The problem: Search the data for the string "banking" and gather each line it is in.

Excerpts from a figure dataset

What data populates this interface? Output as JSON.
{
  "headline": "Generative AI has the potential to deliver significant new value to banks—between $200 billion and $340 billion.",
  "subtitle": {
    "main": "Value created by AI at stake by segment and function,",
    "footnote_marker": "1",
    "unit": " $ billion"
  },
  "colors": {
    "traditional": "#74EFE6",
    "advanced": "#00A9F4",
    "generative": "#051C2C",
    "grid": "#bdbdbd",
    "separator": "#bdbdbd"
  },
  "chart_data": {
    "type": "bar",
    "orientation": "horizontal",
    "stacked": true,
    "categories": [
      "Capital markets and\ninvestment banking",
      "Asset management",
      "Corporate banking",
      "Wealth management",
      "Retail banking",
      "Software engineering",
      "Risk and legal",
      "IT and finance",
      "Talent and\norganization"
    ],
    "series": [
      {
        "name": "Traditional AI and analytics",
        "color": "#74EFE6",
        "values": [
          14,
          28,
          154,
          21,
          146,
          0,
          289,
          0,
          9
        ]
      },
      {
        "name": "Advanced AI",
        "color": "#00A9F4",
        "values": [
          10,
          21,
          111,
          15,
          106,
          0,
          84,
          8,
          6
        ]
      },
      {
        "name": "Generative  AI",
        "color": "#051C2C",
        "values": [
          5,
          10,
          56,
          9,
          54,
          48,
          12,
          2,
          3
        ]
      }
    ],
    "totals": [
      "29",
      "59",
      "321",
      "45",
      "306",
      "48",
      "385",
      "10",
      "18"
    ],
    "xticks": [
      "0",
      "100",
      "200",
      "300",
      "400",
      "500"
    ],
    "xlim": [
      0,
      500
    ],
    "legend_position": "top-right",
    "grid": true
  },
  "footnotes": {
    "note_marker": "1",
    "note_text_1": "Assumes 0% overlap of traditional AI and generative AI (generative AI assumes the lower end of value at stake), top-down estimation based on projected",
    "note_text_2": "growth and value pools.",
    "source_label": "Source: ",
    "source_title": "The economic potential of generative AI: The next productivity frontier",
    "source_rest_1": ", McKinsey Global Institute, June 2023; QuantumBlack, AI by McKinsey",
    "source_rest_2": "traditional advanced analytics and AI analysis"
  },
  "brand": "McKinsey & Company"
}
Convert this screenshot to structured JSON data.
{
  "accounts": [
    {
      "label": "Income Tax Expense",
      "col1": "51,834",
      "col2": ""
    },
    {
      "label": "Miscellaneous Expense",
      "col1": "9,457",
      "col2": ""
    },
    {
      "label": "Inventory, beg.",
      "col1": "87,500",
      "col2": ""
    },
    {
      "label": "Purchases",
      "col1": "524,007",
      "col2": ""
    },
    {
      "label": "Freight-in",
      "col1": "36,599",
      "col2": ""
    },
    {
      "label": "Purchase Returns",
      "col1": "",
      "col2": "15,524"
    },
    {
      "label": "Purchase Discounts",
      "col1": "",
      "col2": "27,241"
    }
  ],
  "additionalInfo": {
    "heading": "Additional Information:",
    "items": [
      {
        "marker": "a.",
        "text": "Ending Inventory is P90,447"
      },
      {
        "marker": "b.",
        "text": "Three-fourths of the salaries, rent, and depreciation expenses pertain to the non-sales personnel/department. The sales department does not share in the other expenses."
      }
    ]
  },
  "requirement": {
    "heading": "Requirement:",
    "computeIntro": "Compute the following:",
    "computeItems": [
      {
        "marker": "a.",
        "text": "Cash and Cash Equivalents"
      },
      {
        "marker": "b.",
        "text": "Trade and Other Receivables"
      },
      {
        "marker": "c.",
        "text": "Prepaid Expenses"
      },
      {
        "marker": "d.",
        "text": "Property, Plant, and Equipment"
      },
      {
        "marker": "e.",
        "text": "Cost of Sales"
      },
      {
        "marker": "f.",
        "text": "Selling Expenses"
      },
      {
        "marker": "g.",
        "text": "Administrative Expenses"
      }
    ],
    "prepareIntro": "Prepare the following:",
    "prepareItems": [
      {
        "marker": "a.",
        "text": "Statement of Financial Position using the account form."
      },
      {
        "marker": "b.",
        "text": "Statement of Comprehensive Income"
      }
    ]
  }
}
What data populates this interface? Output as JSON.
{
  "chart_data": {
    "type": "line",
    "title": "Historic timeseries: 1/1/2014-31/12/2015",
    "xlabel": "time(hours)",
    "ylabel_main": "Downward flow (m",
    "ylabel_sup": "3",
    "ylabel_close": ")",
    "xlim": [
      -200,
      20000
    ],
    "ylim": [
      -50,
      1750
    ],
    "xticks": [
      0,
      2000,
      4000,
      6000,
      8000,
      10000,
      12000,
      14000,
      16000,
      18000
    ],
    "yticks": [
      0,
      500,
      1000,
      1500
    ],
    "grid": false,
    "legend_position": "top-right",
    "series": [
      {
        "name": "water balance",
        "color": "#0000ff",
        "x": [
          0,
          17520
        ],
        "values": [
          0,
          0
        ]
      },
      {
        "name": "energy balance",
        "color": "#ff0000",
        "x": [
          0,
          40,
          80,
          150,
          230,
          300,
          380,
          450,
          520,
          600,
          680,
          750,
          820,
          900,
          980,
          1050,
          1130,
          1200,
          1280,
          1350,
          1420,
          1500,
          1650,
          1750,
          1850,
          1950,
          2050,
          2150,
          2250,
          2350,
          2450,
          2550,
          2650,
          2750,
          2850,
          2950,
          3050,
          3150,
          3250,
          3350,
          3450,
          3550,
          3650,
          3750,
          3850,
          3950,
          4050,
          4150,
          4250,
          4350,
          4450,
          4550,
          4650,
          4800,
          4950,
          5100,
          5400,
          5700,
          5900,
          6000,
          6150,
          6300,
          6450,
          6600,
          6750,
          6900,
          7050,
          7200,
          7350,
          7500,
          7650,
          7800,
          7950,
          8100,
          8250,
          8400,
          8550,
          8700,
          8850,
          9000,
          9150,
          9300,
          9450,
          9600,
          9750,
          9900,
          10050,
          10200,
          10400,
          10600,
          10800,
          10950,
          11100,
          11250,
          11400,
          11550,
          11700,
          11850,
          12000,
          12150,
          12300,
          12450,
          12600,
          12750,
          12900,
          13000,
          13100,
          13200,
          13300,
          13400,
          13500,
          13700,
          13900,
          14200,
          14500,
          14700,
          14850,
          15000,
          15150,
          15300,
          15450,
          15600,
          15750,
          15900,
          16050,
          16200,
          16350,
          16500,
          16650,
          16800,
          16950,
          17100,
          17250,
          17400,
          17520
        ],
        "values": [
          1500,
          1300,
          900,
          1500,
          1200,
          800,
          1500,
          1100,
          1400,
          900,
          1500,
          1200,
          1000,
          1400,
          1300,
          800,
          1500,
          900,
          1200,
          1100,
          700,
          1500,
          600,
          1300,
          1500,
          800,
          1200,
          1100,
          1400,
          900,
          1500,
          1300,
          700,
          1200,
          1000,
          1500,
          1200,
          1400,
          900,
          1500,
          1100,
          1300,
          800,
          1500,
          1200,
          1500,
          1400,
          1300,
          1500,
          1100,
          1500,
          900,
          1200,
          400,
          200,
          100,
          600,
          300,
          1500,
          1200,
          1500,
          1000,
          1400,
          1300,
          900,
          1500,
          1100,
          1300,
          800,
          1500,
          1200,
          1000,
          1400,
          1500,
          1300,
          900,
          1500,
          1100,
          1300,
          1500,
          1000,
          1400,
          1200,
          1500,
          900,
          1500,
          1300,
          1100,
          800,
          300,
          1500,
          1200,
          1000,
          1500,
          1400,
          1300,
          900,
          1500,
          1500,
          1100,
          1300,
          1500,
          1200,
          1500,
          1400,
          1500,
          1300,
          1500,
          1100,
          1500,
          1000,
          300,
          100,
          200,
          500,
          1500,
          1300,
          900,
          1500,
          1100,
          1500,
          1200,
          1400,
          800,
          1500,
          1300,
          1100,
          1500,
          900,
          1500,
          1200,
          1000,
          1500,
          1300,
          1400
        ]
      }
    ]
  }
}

Output for this exercise:
      "Capital markets and\ninvestment banking",
      "Corporate banking",
      "Retail banking",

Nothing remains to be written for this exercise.